§ Extracted entries

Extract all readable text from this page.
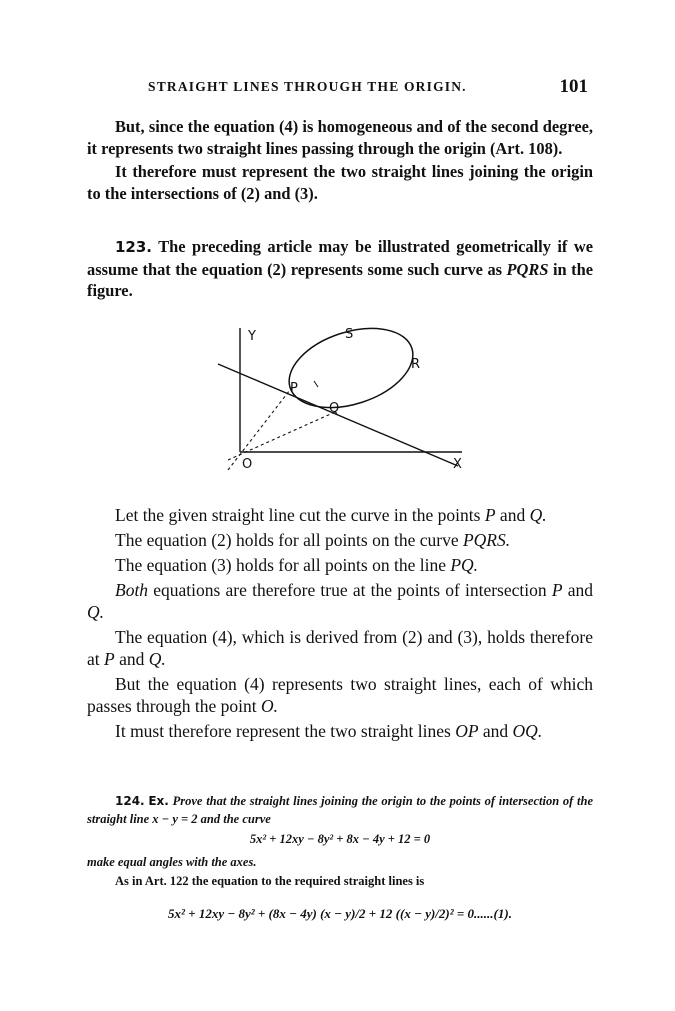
STRAIGHT LINES THROUGH THE ORIGIN.	101

But, since the equation (4) is homogeneous and of the second degree, it represents two straight lines passing through the origin (Art. 108).

It therefore must represent the two straight lines joining the origin to the intersections of (2) and (3).

123. The preceding article may be illustrated geometrically if we assume that the equation (2) represents some such curve as PQRS in the figure.

Y	S
R
P
Q
O	X

Let the given straight line cut the curve in the points P and Q.

The equation (2) holds for all points on the curve PQRS.

The equation (3) holds for all points on the line PQ.

Both equations are therefore true at the points of intersection P and Q.

The equation (4), which is derived from (2) and (3), holds therefore at P and Q.

But the equation (4) represents two straight lines, each of which passes through the point O.

It must therefore represent the two straight lines OP and OQ.

124. Ex. Prove that the straight lines joining the origin to the points of intersection of the straight line x − y = 2 and the curve

5x² + 12xy − 8y² + 8x − 4y + 12 = 0

make equal angles with the axes.

As in Art. 122 the equation to the required straight lines is

5x² + 12xy − 8y² + (8x − 4y) (x − y)/2 + 12 ((x − y)/2)² = 0......(1).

§ What is needed
Give back the whole listing as it stands, minus its pictures.

§ Reply
Extract all readable text from this page.
STRAIGHT LINES THROUGH THE ORIGIN.	101

But, since the equation (4) is homogeneous and of the second degree, it represents two straight lines passing through the origin (Art. 108).

It therefore must represent the two straight lines joining the origin to the intersections of (2) and (3).

123. The preceding article may be illustrated geometrically if we assume that the equation (2) represents some such curve as PQRS in the figure.

Y	S
R
P
Q
O	X

Let the given straight line cut the curve in the points P and Q.

The equation (2) holds for all points on the curve PQRS.

The equation (3) holds for all points on the line PQ.

Both equations are therefore true at the points of intersection P and Q.

The equation (4), which is derived from (2) and (3), holds therefore at P and Q.

But the equation (4) represents two straight lines, each of which passes through the point O.

It must therefore represent the two straight lines OP and OQ.

124. Ex. Prove that the straight lines joining the origin to the points of intersection of the straight line x − y = 2 and the curve

5x² + 12xy − 8y² + 8x − 4y + 12 = 0

make equal angles with the axes.

As in Art. 122 the equation to the required straight lines is

5x² + 12xy − 8y² + (8x − 4y) (x − y)/2 + 12 ((x − y)/2)² = 0......(1).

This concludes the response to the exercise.